# start of Supplied entries

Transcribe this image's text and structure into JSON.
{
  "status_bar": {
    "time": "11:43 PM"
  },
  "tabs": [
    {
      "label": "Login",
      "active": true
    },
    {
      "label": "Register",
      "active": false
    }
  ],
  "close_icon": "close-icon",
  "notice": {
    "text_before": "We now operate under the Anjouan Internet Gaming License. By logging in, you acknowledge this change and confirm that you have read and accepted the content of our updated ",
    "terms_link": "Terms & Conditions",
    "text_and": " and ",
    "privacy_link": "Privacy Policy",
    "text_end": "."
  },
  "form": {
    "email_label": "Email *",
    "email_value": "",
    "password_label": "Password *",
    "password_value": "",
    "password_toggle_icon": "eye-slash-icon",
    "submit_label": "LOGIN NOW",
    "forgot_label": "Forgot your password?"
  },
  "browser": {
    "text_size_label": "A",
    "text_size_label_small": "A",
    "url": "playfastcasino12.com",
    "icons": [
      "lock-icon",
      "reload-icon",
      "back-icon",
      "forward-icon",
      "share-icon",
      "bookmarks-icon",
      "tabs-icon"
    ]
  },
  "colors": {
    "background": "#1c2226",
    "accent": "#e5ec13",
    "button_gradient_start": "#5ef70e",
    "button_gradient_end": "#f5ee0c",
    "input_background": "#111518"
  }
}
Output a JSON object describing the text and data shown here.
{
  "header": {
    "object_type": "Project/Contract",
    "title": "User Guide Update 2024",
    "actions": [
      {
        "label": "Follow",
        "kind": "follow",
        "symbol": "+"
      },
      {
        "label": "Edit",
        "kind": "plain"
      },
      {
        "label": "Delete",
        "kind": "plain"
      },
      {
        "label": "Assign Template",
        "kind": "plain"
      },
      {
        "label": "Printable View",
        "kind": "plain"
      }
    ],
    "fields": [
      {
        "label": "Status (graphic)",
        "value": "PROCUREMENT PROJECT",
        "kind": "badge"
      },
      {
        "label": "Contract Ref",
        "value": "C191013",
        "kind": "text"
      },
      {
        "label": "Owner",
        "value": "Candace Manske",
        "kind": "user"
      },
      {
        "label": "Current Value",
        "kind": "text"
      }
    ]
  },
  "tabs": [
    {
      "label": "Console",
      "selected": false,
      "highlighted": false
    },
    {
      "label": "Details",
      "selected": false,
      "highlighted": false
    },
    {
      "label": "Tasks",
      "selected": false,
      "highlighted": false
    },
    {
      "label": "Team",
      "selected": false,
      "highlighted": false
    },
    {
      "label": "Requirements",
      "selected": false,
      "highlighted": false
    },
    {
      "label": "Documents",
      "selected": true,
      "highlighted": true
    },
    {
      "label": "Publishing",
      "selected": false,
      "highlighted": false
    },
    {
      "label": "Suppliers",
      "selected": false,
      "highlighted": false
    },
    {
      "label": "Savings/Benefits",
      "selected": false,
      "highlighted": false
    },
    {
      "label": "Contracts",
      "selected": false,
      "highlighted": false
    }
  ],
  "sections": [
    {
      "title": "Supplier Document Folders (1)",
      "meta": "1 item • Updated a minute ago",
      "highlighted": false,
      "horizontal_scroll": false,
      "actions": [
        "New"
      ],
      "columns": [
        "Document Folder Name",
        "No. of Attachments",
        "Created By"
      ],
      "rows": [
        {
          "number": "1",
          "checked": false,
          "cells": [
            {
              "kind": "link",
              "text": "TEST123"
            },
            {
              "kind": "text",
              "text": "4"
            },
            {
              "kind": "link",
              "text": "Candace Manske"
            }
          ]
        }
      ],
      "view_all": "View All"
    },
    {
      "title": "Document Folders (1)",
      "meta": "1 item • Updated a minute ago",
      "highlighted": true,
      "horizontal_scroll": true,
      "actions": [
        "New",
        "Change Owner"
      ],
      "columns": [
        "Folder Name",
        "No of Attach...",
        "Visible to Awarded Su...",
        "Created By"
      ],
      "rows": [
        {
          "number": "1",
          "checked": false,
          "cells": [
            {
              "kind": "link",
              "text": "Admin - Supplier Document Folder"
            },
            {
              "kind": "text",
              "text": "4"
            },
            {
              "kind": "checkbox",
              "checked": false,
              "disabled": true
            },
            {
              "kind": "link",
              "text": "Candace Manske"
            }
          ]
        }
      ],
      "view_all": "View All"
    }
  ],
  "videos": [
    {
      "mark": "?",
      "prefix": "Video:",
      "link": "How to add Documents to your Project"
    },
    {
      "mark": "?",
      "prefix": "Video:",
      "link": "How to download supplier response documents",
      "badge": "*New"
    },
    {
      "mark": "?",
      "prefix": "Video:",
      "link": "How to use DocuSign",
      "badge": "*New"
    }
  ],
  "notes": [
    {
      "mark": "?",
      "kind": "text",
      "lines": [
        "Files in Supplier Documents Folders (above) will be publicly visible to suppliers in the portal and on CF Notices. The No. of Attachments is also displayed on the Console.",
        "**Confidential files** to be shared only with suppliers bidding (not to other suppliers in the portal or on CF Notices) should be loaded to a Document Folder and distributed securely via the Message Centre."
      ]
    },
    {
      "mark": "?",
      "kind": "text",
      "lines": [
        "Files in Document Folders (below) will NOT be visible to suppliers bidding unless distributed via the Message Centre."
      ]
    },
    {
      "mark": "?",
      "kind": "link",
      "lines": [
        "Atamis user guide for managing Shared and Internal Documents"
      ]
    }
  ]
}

# end of Supplied entries

> [Requirement] Write out all the lines again, exactly as they are.

> [Reply]
Transcribe this image's text and structure into JSON.
{
  "status_bar": {
    "time": "11:43 PM"
  },
  "tabs": [
    {
      "label": "Login",
      "active": true
    },
    {
      "label": "Register",
      "active": false
    }
  ],
  "close_icon": "close-icon",
  "notice": {
    "text_before": "We now operate under the Anjouan Internet Gaming License. By logging in, you acknowledge this change and confirm that you have read and accepted the content of our updated ",
    "terms_link": "Terms & Conditions",
    "text_and": " and ",
    "privacy_link": "Privacy Policy",
    "text_end": "."
  },
  "form": {
    "email_label": "Email *",
    "email_value": "",
    "password_label": "Password *",
    "password_value": "",
    "password_toggle_icon": "eye-slash-icon",
    "submit_label": "LOGIN NOW",
    "forgot_label": "Forgot your password?"
  },
  "browser": {
    "text_size_label": "A",
    "text_size_label_small": "A",
    "url": "playfastcasino12.com",
    "icons": [
      "lock-icon",
      "reload-icon",
      "back-icon",
      "forward-icon",
      "share-icon",
      "bookmarks-icon",
      "tabs-icon"
    ]
  },
  "colors": {
    "background": "#1c2226",
    "accent": "#e5ec13",
    "button_gradient_start": "#5ef70e",
    "button_gradient_end": "#f5ee0c",
    "input_background": "#111518"
  }
}
Output a JSON object describing the text and data shown here.
{
  "header": {
    "object_type": "Project/Contract",
    "title": "User Guide Update 2024",
    "actions": [
      {
        "label": "Follow",
        "kind": "follow",
        "symbol": "+"
      },
      {
        "label": "Edit",
        "kind": "plain"
      },
      {
        "label": "Delete",
        "kind": "plain"
      },
      {
        "label": "Assign Template",
        "kind": "plain"
      },
      {
        "label": "Printable View",
        "kind": "plain"
      }
    ],
    "fields": [
      {
        "label": "Status (graphic)",
        "value": "PROCUREMENT PROJECT",
        "kind": "badge"
      },
      {
        "label": "Contract Ref",
        "value": "C191013",
        "kind": "text"
      },
      {
        "label": "Owner",
        "value": "Candace Manske",
        "kind": "user"
      },
      {
        "label": "Current Value",
        "kind": "text"
      }
    ]
  },
  "tabs": [
    {
      "label": "Console",
      "selected": false,
      "highlighted": false
    },
    {
      "label": "Details",
      "selected": false,
      "highlighted": false
    },
    {
      "label": "Tasks",
      "selected": false,
      "highlighted": false
    },
    {
      "label": "Team",
      "selected": false,
      "highlighted": false
    },
    {
      "label": "Requirements",
      "selected": false,
      "highlighted": false
    },
    {
      "label": "Documents",
      "selected": true,
      "highlighted": true
    },
    {
      "label": "Publishing",
      "selected": false,
      "highlighted": false
    },
    {
      "label": "Suppliers",
      "selected": false,
      "highlighted": false
    },
    {
      "label": "Savings/Benefits",
      "selected": false,
      "highlighted": false
    },
    {
      "label": "Contracts",
      "selected": false,
      "highlighted": false
    }
  ],
  "sections": [
    {
      "title": "Supplier Document Folders (1)",
      "meta": "1 item • Updated a minute ago",
      "highlighted": false,
      "horizontal_scroll": false,
      "actions": [
        "New"
      ],
      "columns": [
        "Document Folder Name",
        "No. of Attachments",
        "Created By"
      ],
      "rows": [
        {
          "number": "1",
          "checked": false,
          "cells": [
            {
              "kind": "link",
              "text": "TEST123"
            },
            {
              "kind": "text",
              "text": "4"
            },
            {
              "kind": "link",
              "text": "Candace Manske"
            }
          ]
        }
      ],
      "view_all": "View All"
    },
    {
      "title": "Document Folders (1)",
      "meta": "1 item • Updated a minute ago",
      "highlighted": true,
      "horizontal_scroll": true,
      "actions": [
        "New",
        "Change Owner"
      ],
      "columns": [
        "Folder Name",
        "No of Attach...",
        "Visible to Awarded Su...",
        "Created By"
      ],
      "rows": [
        {
          "number": "1",
          "checked": false,
          "cells": [
            {
              "kind": "link",
              "text": "Admin - Supplier Document Folder"
            },
            {
              "kind": "text",
              "text": "4"
            },
            {
              "kind": "checkbox",
              "checked": false,
              "disabled": true
            },
            {
              "kind": "link",
              "text": "Candace Manske"
            }
          ]
        }
      ],
      "view_all": "View All"
    }
  ],
  "videos": [
    {
      "mark": "?",
      "prefix": "Video:",
      "link": "How to add Documents to your Project"
    },
    {
      "mark": "?",
      "prefix": "Video:",
      "link": "How to download supplier response documents",
      "badge": "*New"
    },
    {
      "mark": "?",
      "prefix": "Video:",
      "link": "How to use DocuSign",
      "badge": "*New"
    }
  ],
  "notes": [
    {
      "mark": "?",
      "kind": "text",
      "lines": [
        "Files in Supplier Documents Folders (above) will be publicly visible to suppliers in the portal and on CF Notices. The No. of Attachments is also displayed on the Console.",
        "**Confidential files** to be shared only with suppliers bidding (not to other suppliers in the portal or on CF Notices) should be loaded to a Document Folder and distributed securely via the Message Centre."
      ]
    },
    {
      "mark": "?",
      "kind": "text",
      "lines": [
        "Files in Document Folders (below) will NOT be visible to suppliers bidding unless distributed via the Message Centre."
      ]
    },
    {
      "mark": "?",
      "kind": "link",
      "lines": [
        "Atamis user guide for managing Shared and Internal Documents"
      ]
    }
  ]
}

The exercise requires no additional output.